* **SET TASK**
Output all of the entries below precisely as written.

* **Collection entries**
+ + + + +

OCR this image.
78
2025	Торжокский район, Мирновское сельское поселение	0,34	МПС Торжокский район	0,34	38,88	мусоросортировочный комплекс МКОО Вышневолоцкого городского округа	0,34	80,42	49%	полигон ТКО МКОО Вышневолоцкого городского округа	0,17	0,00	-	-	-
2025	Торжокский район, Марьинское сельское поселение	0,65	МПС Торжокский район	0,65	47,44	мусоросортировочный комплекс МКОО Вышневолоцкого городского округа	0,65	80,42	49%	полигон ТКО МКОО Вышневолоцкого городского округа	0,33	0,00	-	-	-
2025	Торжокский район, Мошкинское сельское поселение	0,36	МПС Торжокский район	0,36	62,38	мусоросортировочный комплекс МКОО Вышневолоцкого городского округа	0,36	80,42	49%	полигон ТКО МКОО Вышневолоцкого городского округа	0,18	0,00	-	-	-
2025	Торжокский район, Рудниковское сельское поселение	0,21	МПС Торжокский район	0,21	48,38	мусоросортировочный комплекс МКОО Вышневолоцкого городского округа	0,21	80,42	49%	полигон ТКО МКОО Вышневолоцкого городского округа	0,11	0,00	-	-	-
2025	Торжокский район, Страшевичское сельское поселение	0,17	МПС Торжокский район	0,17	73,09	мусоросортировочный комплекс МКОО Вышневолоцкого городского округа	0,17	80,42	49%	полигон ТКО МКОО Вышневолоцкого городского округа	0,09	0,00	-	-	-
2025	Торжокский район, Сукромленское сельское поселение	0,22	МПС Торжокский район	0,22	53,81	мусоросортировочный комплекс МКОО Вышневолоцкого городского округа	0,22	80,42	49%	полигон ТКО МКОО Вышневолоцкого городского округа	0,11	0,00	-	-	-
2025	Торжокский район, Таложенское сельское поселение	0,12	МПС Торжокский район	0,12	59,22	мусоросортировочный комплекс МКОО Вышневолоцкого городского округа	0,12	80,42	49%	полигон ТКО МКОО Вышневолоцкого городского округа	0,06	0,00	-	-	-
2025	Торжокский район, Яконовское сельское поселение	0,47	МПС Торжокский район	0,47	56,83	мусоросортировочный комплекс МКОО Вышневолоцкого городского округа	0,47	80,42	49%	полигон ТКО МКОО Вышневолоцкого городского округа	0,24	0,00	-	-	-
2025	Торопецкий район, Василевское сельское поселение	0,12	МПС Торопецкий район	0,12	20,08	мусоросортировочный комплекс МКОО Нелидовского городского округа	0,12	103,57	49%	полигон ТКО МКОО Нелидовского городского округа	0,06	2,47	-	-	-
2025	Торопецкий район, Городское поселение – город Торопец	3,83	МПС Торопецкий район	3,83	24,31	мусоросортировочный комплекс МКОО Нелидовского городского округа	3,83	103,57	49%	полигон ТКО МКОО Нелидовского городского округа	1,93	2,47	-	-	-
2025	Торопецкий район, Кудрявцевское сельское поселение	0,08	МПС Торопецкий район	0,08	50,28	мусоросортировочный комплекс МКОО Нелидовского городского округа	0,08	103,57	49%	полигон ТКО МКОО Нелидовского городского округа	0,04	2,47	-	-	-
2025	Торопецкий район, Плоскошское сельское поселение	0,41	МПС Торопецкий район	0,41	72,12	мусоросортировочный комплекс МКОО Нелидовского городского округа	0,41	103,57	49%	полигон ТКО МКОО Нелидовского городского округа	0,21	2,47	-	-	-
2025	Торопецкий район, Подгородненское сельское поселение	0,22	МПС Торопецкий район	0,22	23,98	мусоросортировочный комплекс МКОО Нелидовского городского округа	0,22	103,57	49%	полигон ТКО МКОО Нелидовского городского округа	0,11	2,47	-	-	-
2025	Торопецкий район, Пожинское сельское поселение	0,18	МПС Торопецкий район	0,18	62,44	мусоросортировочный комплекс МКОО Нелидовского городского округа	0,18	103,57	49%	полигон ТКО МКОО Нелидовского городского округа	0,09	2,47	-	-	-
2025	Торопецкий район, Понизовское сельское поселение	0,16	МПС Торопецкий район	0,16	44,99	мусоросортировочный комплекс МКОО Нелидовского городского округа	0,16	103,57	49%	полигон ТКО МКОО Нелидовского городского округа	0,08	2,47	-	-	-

+ + + + +

* **ANSWER TO THIS PROBLEM**
OCR this image.
78
2025	Торжокский район, Мирновское сельское поселение	0,34	МПС Торжокский район	0,34	38,88	мусоросортировочный комплекс МКОО Вышневолоцкого городского округа	0,34	80,42	49%	полигон ТКО МКОО Вышневолоцкого городского округа	0,17	0,00	-	-	-
2025	Торжокский район, Марьинское сельское поселение	0,65	МПС Торжокский район	0,65	47,44	мусоросортировочный комплекс МКОО Вышневолоцкого городского округа	0,65	80,42	49%	полигон ТКО МКОО Вышневолоцкого городского округа	0,33	0,00	-	-	-
2025	Торжокский район, Мошкинское сельское поселение	0,36	МПС Торжокский район	0,36	62,38	мусоросортировочный комплекс МКОО Вышневолоцкого городского округа	0,36	80,42	49%	полигон ТКО МКОО Вышневолоцкого городского округа	0,18	0,00	-	-	-
2025	Торжокский район, Рудниковское сельское поселение	0,21	МПС Торжокский район	0,21	48,38	мусоросортировочный комплекс МКОО Вышневолоцкого городского округа	0,21	80,42	49%	полигон ТКО МКОО Вышневолоцкого городского округа	0,11	0,00	-	-	-
2025	Торжокский район, Страшевичское сельское поселение	0,17	МПС Торжокский район	0,17	73,09	мусоросортировочный комплекс МКОО Вышневолоцкого городского округа	0,17	80,42	49%	полигон ТКО МКОО Вышневолоцкого городского округа	0,09	0,00	-	-	-
2025	Торжокский район, Сукромленское сельское поселение	0,22	МПС Торжокский район	0,22	53,81	мусоросортировочный комплекс МКОО Вышневолоцкого городского округа	0,22	80,42	49%	полигон ТКО МКОО Вышневолоцкого городского округа	0,11	0,00	-	-	-
2025	Торжокский район, Таложенское сельское поселение	0,12	МПС Торжокский район	0,12	59,22	мусоросортировочный комплекс МКОО Вышневолоцкого городского округа	0,12	80,42	49%	полигон ТКО МКОО Вышневолоцкого городского округа	0,06	0,00	-	-	-
2025	Торжокский район, Яконовское сельское поселение	0,47	МПС Торжокский район	0,47	56,83	мусоросортировочный комплекс МКОО Вышневолоцкого городского округа	0,47	80,42	49%	полигон ТКО МКОО Вышневолоцкого городского округа	0,24	0,00	-	-	-
2025	Торопецкий район, Василевское сельское поселение	0,12	МПС Торопецкий район	0,12	20,08	мусоросортировочный комплекс МКОО Нелидовского городского округа	0,12	103,57	49%	полигон ТКО МКОО Нелидовского городского округа	0,06	2,47	-	-	-
2025	Торопецкий район, Городское поселение – город Торопец	3,83	МПС Торопецкий район	3,83	24,31	мусоросортировочный комплекс МКОО Нелидовского городского округа	3,83	103,57	49%	полигон ТКО МКОО Нелидовского городского округа	1,93	2,47	-	-	-
2025	Торопецкий район, Кудрявцевское сельское поселение	0,08	МПС Торопецкий район	0,08	50,28	мусоросортировочный комплекс МКОО Нелидовского городского округа	0,08	103,57	49%	полигон ТКО МКОО Нелидовского городского округа	0,04	2,47	-	-	-
2025	Торопецкий район, Плоскошское сельское поселение	0,41	МПС Торопецкий район	0,41	72,12	мусоросортировочный комплекс МКОО Нелидовского городского округа	0,41	103,57	49%	полигон ТКО МКОО Нелидовского городского округа	0,21	2,47	-	-	-
2025	Торопецкий район, Подгородненское сельское поселение	0,22	МПС Торопецкий район	0,22	23,98	мусоросортировочный комплекс МКОО Нелидовского городского округа	0,22	103,57	49%	полигон ТКО МКОО Нелидовского городского округа	0,11	2,47	-	-	-
2025	Торопецкий район, Пожинское сельское поселение	0,18	МПС Торопецкий район	0,18	62,44	мусоросортировочный комплекс МКОО Нелидовского городского округа	0,18	103,57	49%	полигон ТКО МКОО Нелидовского городского округа	0,09	2,47	-	-	-
2025	Торопецкий район, Понизовское сельское поселение	0,16	МПС Торопецкий район	0,16	44,99	мусоросортировочный комплекс МКОО Нелидовского городского округа	0,16	103,57	49%	полигон ТКО МКОО Нелидовского городского округа	0,08	2,47	-	-	-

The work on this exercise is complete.